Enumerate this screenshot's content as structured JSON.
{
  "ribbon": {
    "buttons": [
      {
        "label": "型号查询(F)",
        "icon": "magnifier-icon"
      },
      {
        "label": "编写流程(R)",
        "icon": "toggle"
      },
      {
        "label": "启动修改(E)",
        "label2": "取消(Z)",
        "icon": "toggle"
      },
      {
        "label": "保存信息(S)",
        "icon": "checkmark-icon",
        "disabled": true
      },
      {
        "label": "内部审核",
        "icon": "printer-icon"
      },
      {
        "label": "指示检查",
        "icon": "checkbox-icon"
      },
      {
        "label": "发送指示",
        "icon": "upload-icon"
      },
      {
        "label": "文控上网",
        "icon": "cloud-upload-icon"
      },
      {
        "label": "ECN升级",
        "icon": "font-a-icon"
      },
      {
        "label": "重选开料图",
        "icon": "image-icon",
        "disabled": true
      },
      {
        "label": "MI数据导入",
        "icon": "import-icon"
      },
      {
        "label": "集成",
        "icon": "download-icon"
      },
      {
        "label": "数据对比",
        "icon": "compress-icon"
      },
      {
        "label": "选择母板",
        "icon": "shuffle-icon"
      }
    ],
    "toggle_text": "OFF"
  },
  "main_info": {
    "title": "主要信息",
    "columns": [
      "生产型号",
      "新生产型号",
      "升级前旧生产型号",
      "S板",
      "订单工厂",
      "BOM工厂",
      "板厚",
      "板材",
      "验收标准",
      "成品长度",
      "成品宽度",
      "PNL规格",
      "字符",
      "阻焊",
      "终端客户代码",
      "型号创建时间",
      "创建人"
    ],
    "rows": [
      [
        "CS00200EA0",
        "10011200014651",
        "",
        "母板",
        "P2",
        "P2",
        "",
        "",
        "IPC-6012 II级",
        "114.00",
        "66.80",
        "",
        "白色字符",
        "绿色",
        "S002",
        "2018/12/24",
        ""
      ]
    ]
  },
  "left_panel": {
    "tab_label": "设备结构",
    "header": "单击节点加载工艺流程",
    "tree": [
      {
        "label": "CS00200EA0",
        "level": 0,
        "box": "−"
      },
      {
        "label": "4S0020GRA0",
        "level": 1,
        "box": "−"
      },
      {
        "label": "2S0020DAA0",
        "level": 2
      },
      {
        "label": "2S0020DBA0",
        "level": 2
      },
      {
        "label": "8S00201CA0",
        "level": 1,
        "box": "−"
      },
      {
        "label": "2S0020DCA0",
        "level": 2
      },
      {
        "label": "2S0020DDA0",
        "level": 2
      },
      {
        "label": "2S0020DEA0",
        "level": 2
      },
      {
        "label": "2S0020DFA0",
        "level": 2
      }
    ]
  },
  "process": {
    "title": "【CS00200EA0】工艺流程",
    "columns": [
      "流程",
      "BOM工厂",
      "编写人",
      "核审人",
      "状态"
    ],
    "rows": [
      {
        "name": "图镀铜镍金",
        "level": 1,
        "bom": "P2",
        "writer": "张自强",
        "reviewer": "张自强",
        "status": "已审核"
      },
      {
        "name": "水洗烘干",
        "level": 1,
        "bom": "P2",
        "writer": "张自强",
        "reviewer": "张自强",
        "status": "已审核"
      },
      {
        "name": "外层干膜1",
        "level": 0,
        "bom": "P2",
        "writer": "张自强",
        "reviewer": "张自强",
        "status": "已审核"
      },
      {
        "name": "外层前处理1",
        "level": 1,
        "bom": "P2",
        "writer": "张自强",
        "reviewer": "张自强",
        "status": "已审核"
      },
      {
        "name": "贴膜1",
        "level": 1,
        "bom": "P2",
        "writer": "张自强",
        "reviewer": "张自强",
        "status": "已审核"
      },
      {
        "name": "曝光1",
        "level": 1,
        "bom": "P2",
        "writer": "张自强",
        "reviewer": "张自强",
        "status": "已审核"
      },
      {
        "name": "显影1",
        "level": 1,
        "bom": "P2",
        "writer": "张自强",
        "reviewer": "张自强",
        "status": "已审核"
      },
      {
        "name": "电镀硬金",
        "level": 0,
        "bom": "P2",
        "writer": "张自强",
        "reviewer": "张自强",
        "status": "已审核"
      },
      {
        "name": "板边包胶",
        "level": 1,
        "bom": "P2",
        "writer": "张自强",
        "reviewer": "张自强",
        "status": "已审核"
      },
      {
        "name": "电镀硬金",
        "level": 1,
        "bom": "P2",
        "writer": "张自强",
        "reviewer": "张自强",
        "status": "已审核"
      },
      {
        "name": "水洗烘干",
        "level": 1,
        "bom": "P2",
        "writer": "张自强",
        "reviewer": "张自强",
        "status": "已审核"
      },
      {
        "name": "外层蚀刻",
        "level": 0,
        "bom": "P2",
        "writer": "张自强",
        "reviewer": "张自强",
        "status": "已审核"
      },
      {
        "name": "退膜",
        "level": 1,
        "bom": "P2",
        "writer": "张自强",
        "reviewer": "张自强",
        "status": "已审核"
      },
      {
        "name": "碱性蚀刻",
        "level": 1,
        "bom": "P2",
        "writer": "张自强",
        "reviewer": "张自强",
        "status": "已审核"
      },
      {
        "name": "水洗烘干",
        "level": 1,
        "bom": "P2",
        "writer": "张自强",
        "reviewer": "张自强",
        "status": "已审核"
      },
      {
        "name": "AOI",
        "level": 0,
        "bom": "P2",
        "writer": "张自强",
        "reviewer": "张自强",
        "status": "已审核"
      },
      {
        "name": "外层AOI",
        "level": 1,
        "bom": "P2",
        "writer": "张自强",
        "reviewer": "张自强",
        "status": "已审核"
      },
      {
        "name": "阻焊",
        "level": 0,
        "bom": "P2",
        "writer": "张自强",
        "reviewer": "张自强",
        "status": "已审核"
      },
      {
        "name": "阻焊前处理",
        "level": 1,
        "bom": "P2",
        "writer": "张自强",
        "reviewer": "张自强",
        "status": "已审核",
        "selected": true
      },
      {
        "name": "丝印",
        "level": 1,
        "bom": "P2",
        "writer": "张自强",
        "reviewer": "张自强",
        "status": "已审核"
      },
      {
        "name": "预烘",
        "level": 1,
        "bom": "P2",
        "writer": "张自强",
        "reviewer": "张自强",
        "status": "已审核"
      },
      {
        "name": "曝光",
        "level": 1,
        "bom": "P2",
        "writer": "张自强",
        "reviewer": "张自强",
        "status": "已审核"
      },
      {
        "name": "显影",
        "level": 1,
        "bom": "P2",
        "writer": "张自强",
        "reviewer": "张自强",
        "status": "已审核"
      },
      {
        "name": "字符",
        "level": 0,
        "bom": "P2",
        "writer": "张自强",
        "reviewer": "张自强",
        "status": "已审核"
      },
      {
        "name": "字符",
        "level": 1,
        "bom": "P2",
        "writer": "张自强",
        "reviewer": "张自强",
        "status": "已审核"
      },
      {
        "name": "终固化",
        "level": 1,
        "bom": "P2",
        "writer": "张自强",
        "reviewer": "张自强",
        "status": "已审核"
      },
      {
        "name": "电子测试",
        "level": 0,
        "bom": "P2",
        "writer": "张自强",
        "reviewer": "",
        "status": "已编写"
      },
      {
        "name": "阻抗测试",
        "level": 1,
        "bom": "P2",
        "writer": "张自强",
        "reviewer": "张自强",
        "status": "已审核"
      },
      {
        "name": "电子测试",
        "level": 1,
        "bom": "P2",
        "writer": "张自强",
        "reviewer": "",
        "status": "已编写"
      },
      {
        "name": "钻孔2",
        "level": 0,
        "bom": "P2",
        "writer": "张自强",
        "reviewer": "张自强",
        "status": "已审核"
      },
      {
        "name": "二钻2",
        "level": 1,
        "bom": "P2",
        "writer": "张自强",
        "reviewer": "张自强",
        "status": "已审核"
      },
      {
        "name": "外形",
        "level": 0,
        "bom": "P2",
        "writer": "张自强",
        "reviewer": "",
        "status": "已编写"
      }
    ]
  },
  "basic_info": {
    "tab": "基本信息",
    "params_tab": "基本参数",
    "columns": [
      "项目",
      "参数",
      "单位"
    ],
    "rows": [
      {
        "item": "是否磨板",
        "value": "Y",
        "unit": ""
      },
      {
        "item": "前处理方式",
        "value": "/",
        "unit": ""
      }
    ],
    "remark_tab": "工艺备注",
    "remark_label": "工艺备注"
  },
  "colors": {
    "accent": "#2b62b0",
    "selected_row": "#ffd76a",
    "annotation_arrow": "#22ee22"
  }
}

- - - - - - -

▶ [THE REQUEST]:
Show all lines in the entries above where the string "upload" appears.

▶ [TASK RESULT]:
        "icon": "upload-icon"
        "icon": "cloud-upload-icon"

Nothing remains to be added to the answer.